Supplied records =

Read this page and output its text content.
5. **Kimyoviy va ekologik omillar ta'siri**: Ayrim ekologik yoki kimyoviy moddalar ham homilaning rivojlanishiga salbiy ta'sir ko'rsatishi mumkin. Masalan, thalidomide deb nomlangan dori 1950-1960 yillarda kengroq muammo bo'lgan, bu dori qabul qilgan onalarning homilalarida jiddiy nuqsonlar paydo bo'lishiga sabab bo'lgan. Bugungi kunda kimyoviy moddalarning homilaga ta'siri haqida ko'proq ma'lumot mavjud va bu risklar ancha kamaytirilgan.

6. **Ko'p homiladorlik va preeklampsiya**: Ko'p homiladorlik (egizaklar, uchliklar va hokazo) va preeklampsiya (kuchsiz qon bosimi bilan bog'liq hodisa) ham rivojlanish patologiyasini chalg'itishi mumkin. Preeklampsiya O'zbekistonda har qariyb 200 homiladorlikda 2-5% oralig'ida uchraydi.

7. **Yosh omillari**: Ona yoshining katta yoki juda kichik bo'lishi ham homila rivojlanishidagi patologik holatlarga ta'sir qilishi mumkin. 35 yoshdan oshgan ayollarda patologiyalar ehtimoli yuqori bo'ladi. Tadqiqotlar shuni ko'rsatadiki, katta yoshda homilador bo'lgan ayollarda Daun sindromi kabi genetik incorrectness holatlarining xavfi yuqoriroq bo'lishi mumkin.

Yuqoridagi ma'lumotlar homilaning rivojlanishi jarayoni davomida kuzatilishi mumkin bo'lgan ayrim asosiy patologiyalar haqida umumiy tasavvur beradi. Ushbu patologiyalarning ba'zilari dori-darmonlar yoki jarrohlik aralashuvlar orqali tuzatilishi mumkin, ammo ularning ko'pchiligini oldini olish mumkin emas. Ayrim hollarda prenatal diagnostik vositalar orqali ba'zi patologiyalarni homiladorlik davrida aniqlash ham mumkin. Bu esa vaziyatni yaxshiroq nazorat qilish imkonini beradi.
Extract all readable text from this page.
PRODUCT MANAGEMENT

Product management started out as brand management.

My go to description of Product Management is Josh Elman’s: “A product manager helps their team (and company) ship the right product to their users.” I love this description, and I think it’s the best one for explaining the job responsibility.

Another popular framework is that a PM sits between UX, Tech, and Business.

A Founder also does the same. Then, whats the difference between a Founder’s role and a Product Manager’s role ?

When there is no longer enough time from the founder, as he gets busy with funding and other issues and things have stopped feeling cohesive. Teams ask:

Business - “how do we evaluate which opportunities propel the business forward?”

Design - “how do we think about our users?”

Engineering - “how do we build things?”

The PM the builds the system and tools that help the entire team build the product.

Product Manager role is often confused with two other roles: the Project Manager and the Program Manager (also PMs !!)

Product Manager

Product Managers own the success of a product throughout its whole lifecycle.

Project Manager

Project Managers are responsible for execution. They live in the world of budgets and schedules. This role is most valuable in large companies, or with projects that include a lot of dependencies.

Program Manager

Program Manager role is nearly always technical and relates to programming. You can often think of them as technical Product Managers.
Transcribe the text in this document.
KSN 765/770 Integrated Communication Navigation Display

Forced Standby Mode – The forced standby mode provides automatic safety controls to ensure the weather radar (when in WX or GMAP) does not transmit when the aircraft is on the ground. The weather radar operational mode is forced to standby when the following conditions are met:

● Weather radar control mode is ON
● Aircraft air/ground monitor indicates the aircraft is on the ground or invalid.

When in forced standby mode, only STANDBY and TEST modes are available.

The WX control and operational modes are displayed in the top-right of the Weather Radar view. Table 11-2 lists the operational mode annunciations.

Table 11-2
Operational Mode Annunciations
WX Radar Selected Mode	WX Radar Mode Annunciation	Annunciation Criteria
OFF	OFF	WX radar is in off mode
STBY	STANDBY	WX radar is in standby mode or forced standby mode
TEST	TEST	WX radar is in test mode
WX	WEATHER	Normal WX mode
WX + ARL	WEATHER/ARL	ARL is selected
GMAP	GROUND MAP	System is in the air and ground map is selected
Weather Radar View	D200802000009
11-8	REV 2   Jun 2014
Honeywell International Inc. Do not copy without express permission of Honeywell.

Aim of the exercise = Retype all the material above precisely, with no line left out.

Written answer =
Read this page and output its text content.
5. **Kimyoviy va ekologik omillar ta'siri**: Ayrim ekologik yoki kimyoviy moddalar ham homilaning rivojlanishiga salbiy ta'sir ko'rsatishi mumkin. Masalan, thalidomide deb nomlangan dori 1950-1960 yillarda kengroq muammo bo'lgan, bu dori qabul qilgan onalarning homilalarida jiddiy nuqsonlar paydo bo'lishiga sabab bo'lgan. Bugungi kunda kimyoviy moddalarning homilaga ta'siri haqida ko'proq ma'lumot mavjud va bu risklar ancha kamaytirilgan.

6. **Ko'p homiladorlik va preeklampsiya**: Ko'p homiladorlik (egizaklar, uchliklar va hokazo) va preeklampsiya (kuchsiz qon bosimi bilan bog'liq hodisa) ham rivojlanish patologiyasini chalg'itishi mumkin. Preeklampsiya O'zbekistonda har qariyb 200 homiladorlikda 2-5% oralig'ida uchraydi.

7. **Yosh omillari**: Ona yoshining katta yoki juda kichik bo'lishi ham homila rivojlanishidagi patologik holatlarga ta'sir qilishi mumkin. 35 yoshdan oshgan ayollarda patologiyalar ehtimoli yuqori bo'ladi. Tadqiqotlar shuni ko'rsatadiki, katta yoshda homilador bo'lgan ayollarda Daun sindromi kabi genetik incorrectness holatlarining xavfi yuqoriroq bo'lishi mumkin.

Yuqoridagi ma'lumotlar homilaning rivojlanishi jarayoni davomida kuzatilishi mumkin bo'lgan ayrim asosiy patologiyalar haqida umumiy tasavvur beradi. Ushbu patologiyalarning ba'zilari dori-darmonlar yoki jarrohlik aralashuvlar orqali tuzatilishi mumkin, ammo ularning ko'pchiligini oldini olish mumkin emas. Ayrim hollarda prenatal diagnostik vositalar orqali ba'zi patologiyalarni homiladorlik davrida aniqlash ham mumkin. Bu esa vaziyatni yaxshiroq nazorat qilish imkonini beradi.
Extract all readable text from this page.
PRODUCT MANAGEMENT

Product management started out as brand management.

My go to description of Product Management is Josh Elman’s: “A product manager helps their team (and company) ship the right product to their users.” I love this description, and I think it’s the best one for explaining the job responsibility.

Another popular framework is that a PM sits between UX, Tech, and Business.

A Founder also does the same. Then, whats the difference between a Founder’s role and a Product Manager’s role ?

When there is no longer enough time from the founder, as he gets busy with funding and other issues and things have stopped feeling cohesive. Teams ask:

Business - “how do we evaluate which opportunities propel the business forward?”

Design - “how do we think about our users?”

Engineering - “how do we build things?”

The PM the builds the system and tools that help the entire team build the product.

Product Manager role is often confused with two other roles: the Project Manager and the Program Manager (also PMs !!)

Product Manager

Product Managers own the success of a product throughout its whole lifecycle.

Project Manager

Project Managers are responsible for execution. They live in the world of budgets and schedules. This role is most valuable in large companies, or with projects that include a lot of dependencies.

Program Manager

Program Manager role is nearly always technical and relates to programming. You can often think of them as technical Product Managers.
Transcribe the text in this document.
KSN 765/770 Integrated Communication Navigation Display

Forced Standby Mode – The forced standby mode provides automatic safety controls to ensure the weather radar (when in WX or GMAP) does not transmit when the aircraft is on the ground. The weather radar operational mode is forced to standby when the following conditions are met:

● Weather radar control mode is ON
● Aircraft air/ground monitor indicates the aircraft is on the ground or invalid.

When in forced standby mode, only STANDBY and TEST modes are available.

The WX control and operational modes are displayed in the top-right of the Weather Radar view. Table 11-2 lists the operational mode annunciations.

Table 11-2
Operational Mode Annunciations
WX Radar Selected Mode	WX Radar Mode Annunciation	Annunciation Criteria
OFF	OFF	WX radar is in off mode
STBY	STANDBY	WX radar is in standby mode or forced standby mode
TEST	TEST	WX radar is in test mode
WX	WEATHER	Normal WX mode
WX + ARL	WEATHER/ARL	ARL is selected
GMAP	GROUND MAP	System is in the air and ground map is selected
Weather Radar View	D200802000009
11-8	REV 2   Jun 2014
Honeywell International Inc. Do not copy without express permission of Honeywell.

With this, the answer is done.